Instructions to follow
Scan the lines below for the word "优佳学案". Copy each line you find it in.

Records for processing

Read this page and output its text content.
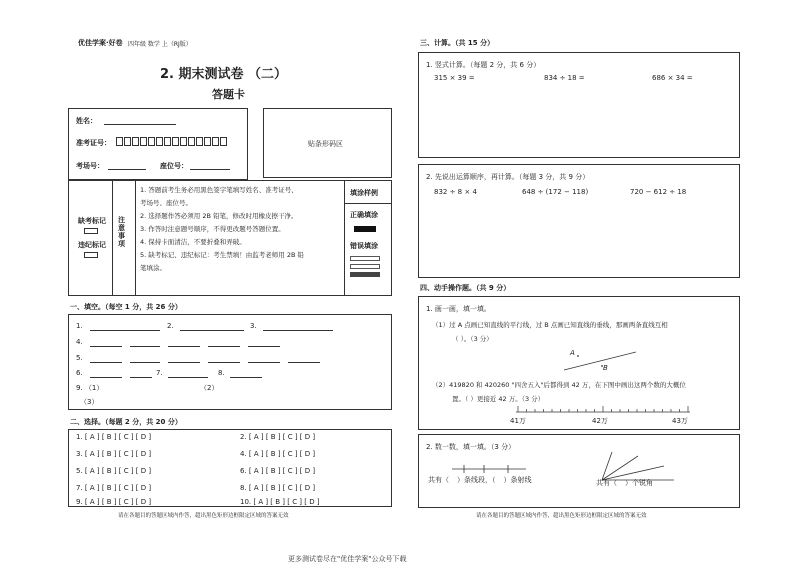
优佳学案·好卷 四年级 数学 上（RJ版）
2. 期末测试卷 （二）
答题卡
姓名：
准考证号：
考场号：	座位号：
贴条形码区
缺考标记
违纪标记
注意事项
1. 答题前考生务必用黑色签字笔填写姓名、准考证号、
考场号、座位号。
2. 选择题作答必须用 2B 铅笔，修改时用橡皮擦干净。
3. 作答时注意题号顺序，不得更改题号答题位置。
4. 保持卡面清洁，不要折叠和弄破。
5. 缺考标记、违纪标记：考生禁填！由监考老师用 2B 铅
笔填涂。
填涂样例
正确填涂
错误填涂
一、填空。（每空 1 分，共 26 分）
1.	2.	3.
4.
5.
6.	7.	8.
9. （1）	（2）
（3）
二、选择。（每题 2 分，共 20 分）
1. [ A ] [ B ] [ C ] [ D ]	2. [ A ] [ B ] [ C ] [ D ]
3. [ A ] [ B ] [ C ] [ D ]	4. [ A ] [ B ] [ C ] [ D ]
5. [ A ] [ B ] [ C ] [ D ]	6. [ A ] [ B ] [ C ] [ D ]
7. [ A ] [ B ] [ C ] [ D ]	8. [ A ] [ B ] [ C ] [ D ]
9. [ A ] [ B ] [ C ] [ D ]	10. [ A ] [ B ] [ C ] [ D ]
请在各题目的答题区域内作答，超出黑色矩形边框限定区域的答案无效
三、计算。（共 15 分）
1. 竖式计算。（每题 2 分，共 6 分）
315 × 39 =	834 ÷ 18 =	686 × 34 =
2. 先说出运算顺序，再计算。（每题 3 分，共 9 分）
832 ÷ 8 × 4	648 ÷ (172 − 118)	720 − 612 ÷ 18
四、动手操作题。（共 9 分）
1. 画一画，填一填。
（1）过 A 点画已知直线的平行线，过 B 点画已知直线的垂线，那画两条直线互相
（ ）。（3 分）
A
B
（2）419820 和 420260 "四舍五入"后都得到 42 万，在下图中画出这两个数的大概位
置。（ ）更接近 42 万。（3 分）
41万	42万	43万
2. 数一数，填一填。（3 分）
共有（ ）条线段，（ ）条射线	共有（ ）个锐角
请在各题目的答题区域内作答，超出黑色矩形边框限定区域的答案无效
更多测试卷尽在"优佳学案"公众号下载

Exercise answer
优佳学案·好卷 四年级 数学 上（RJ版）
更多测试卷尽在"优佳学案"公众号下载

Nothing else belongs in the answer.